:: Requirement ::
Reproduce the following material exactly, including every line.

:: Data rows ::
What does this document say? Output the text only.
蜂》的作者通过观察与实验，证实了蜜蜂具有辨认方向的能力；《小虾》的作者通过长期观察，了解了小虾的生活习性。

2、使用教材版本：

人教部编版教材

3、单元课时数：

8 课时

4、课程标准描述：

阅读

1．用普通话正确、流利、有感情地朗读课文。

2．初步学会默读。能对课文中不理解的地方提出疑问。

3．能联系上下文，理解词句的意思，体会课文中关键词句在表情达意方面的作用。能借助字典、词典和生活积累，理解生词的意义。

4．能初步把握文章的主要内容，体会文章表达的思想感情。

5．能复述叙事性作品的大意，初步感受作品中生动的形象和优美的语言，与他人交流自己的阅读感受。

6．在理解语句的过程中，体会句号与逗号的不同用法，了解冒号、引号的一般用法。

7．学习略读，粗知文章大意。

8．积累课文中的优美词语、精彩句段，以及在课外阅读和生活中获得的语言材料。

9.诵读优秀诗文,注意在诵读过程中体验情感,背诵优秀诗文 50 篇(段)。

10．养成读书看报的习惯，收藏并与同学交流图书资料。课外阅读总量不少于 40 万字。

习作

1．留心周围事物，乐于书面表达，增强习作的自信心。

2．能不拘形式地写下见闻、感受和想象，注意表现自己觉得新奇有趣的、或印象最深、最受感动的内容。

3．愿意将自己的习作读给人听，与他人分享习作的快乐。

:: Problem solution ::
What does this document say? Output the text only.
蜂》的作者通过观察与实验，证实了蜜蜂具有辨认方向的能力；《小虾》的作者通过长期观察，了解了小虾的生活习性。

2、使用教材版本：

人教部编版教材

3、单元课时数：

8 课时

4、课程标准描述：

阅读

1．用普通话正确、流利、有感情地朗读课文。

2．初步学会默读。能对课文中不理解的地方提出疑问。

3．能联系上下文，理解词句的意思，体会课文中关键词句在表情达意方面的作用。能借助字典、词典和生活积累，理解生词的意义。

4．能初步把握文章的主要内容，体会文章表达的思想感情。

5．能复述叙事性作品的大意，初步感受作品中生动的形象和优美的语言，与他人交流自己的阅读感受。

6．在理解语句的过程中，体会句号与逗号的不同用法，了解冒号、引号的一般用法。

7．学习略读，粗知文章大意。

8．积累课文中的优美词语、精彩句段，以及在课外阅读和生活中获得的语言材料。

9.诵读优秀诗文,注意在诵读过程中体验情感,背诵优秀诗文 50 篇(段)。

10．养成读书看报的习惯，收藏并与同学交流图书资料。课外阅读总量不少于 40 万字。

习作

1．留心周围事物，乐于书面表达，增强习作的自信心。

2．能不拘形式地写下见闻、感受和想象，注意表现自己觉得新奇有趣的、或印象最深、最受感动的内容。

3．愿意将自己的习作读给人听，与他人分享习作的快乐。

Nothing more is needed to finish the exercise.